*TO BE DONE*
Format the data starting at the line containing "Output each element" and ending at the line containing "LW out (212, 233, 220, 239)" as a two-column CSV with the headers input and output. Give one row pairing each input with its output, and put each in a single quoted field with line breaks turned into spaces.

*AVAILABLE DATA*
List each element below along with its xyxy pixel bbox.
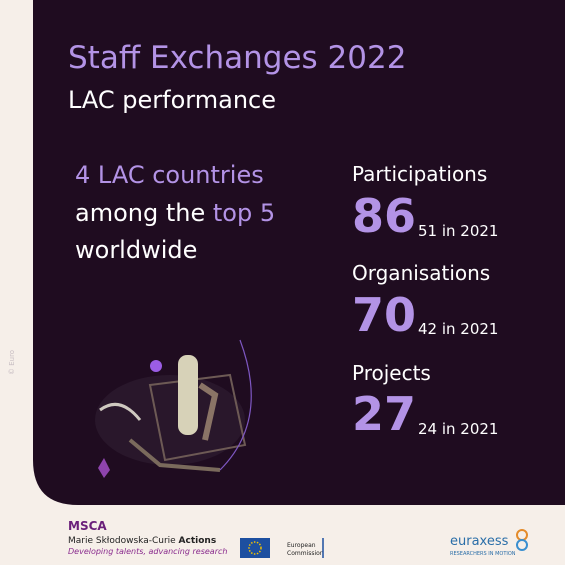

---

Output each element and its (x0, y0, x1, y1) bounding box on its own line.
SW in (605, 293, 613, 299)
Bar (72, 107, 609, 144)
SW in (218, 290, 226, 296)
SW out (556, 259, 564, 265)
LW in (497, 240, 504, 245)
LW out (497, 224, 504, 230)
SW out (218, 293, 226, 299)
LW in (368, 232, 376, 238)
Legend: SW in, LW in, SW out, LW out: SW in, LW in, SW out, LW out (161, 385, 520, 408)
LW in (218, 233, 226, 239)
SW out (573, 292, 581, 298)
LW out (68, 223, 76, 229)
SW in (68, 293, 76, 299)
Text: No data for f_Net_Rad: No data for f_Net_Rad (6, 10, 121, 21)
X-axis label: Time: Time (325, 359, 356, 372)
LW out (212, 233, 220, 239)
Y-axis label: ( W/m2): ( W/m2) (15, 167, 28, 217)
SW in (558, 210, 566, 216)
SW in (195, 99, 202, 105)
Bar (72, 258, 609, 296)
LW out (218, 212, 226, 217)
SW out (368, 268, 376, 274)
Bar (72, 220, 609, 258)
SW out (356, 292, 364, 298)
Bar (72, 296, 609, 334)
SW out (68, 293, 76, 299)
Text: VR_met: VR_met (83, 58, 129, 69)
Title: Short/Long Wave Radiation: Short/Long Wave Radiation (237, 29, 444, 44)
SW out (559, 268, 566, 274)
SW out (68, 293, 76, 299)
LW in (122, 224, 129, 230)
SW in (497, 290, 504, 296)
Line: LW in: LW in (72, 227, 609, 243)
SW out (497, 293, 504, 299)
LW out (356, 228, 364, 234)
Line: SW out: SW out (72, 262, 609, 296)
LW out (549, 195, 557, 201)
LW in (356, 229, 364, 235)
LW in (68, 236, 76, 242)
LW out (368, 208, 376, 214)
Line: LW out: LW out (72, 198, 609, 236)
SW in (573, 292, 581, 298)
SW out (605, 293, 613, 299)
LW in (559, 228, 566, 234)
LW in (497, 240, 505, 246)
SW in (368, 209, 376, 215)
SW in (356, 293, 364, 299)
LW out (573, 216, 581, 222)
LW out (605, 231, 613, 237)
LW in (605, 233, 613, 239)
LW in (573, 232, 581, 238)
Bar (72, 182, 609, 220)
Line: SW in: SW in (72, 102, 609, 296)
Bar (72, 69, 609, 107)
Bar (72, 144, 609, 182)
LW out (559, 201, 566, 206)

*EXPECTED ANSWER*
input,output
"Output each element and its (x0, y0, x1, y1) bounding box on its own line.","SW in (605, 293, 613, 299) Bar (72, 107, 609, 144) SW in (218, 290, 226, 296) SW out (556, 259, 564, 265) LW in (497, 240, 504, 245) LW out (497, 224, 504, 230) SW out (218, 293, 226, 299) LW in (368, 232, 376, 238) Legend: SW in, LW in, SW out, LW out: SW in, LW in, SW out, LW out (161, 385, 520, 408) LW in (218, 233, 226, 239) SW out (573, 292, 581, 298) LW out (68, 223, 76, 229) SW in (68, 293, 76, 299) Text: No data for f_Net_Rad: No data for f_Net_Rad (6, 10, 121, 21) X-axis label: Time: Time (325, 359, 356, 372) LW out (212, 233, 220, 239)"